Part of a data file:
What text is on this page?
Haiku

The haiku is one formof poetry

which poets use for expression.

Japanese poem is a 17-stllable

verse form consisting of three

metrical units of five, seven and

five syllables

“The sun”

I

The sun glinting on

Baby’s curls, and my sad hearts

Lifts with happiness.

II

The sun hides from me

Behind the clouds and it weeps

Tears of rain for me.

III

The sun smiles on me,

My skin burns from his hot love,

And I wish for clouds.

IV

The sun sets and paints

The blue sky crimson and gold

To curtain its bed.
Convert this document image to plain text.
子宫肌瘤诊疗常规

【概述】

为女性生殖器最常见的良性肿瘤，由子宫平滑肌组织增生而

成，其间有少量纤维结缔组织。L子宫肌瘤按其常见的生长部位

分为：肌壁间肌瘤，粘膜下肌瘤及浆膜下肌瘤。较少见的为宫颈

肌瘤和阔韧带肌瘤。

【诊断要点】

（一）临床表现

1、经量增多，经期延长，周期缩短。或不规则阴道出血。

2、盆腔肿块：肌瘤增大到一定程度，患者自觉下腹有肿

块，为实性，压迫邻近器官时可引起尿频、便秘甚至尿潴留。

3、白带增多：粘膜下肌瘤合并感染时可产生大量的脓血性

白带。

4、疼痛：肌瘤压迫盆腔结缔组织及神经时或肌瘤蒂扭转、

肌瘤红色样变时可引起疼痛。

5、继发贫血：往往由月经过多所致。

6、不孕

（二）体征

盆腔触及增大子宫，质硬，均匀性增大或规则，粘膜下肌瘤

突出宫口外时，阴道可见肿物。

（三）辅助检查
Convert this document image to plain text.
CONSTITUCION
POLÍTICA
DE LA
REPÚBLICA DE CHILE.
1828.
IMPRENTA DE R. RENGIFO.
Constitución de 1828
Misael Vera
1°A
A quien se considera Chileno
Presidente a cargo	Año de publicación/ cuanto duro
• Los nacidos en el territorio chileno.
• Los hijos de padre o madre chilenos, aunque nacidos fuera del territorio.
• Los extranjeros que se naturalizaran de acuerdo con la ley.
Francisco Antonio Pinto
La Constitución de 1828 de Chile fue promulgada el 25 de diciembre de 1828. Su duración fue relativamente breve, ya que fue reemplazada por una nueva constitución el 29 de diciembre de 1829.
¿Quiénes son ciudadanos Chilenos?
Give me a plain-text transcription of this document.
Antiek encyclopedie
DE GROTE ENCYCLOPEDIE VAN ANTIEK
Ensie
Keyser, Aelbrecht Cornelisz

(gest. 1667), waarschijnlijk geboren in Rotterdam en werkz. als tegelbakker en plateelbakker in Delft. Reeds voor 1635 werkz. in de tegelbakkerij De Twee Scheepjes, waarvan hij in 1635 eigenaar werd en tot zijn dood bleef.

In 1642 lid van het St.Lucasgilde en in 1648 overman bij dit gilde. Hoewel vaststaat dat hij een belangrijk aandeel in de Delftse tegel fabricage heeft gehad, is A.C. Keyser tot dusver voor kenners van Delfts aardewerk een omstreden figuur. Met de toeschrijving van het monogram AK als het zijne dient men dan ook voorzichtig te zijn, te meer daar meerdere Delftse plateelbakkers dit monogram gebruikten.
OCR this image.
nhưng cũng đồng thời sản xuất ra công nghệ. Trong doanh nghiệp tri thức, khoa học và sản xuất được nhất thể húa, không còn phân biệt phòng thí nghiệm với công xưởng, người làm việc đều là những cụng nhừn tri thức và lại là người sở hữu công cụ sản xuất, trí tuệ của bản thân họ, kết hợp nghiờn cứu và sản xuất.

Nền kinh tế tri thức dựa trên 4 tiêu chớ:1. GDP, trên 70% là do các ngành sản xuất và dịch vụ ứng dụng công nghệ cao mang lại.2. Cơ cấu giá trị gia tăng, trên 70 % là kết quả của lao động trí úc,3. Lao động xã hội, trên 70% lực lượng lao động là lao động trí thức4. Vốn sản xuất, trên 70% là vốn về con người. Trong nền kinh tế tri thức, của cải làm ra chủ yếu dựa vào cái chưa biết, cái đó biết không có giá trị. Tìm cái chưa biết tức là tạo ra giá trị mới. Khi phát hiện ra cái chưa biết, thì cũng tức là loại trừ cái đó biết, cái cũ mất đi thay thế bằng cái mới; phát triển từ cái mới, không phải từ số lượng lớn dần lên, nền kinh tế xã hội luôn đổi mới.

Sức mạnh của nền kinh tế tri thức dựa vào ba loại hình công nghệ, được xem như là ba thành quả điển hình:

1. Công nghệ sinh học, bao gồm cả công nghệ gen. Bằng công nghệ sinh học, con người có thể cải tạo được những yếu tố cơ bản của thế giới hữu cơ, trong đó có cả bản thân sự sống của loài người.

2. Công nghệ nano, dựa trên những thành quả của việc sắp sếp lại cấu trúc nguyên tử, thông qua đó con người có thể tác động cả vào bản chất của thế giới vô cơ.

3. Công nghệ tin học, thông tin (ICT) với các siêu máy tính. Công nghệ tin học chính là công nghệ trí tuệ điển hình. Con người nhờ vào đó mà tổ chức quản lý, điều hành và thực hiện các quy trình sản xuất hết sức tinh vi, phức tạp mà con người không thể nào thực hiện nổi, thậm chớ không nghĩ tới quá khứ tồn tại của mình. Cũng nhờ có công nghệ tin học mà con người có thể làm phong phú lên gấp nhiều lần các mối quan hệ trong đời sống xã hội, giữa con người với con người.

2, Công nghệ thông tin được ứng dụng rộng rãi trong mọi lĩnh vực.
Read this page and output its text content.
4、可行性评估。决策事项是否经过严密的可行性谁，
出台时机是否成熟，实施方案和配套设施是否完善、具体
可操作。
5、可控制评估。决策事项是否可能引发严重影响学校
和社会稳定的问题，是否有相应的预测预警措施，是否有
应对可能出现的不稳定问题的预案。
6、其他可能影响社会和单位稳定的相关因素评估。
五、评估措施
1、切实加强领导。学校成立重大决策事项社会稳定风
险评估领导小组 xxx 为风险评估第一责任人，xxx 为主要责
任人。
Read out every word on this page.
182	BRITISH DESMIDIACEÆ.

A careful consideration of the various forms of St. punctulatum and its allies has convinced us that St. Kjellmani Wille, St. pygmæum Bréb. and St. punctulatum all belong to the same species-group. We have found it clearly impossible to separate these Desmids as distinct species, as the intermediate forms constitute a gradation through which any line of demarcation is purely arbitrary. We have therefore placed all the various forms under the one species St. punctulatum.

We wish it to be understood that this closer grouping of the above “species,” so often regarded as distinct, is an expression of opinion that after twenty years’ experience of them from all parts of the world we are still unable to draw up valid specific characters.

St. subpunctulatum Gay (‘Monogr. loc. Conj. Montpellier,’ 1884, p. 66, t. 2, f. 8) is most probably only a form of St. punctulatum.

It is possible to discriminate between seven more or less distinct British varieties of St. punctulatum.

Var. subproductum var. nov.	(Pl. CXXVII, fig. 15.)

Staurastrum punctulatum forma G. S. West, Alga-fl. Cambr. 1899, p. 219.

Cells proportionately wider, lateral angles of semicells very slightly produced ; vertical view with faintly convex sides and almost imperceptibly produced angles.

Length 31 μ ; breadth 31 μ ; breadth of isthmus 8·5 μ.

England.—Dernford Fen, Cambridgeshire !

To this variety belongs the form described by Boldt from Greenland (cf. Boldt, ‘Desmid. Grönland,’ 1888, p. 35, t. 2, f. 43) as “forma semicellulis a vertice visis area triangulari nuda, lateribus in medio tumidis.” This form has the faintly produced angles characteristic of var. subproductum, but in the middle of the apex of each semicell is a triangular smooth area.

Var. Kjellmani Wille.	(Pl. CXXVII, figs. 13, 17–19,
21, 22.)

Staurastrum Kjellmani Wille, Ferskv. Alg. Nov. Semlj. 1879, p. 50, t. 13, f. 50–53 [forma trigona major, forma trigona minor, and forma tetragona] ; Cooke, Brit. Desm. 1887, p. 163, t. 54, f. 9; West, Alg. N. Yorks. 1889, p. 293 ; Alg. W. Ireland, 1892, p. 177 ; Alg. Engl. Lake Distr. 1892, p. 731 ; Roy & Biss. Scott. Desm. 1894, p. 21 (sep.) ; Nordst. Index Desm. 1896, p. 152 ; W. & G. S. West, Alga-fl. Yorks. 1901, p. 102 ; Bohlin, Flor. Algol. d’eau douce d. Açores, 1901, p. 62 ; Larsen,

### Given instruction
Single out each line of the records above with the string "five" in it, and copy it.

### Output below
metrical units of five, seven and
five syllables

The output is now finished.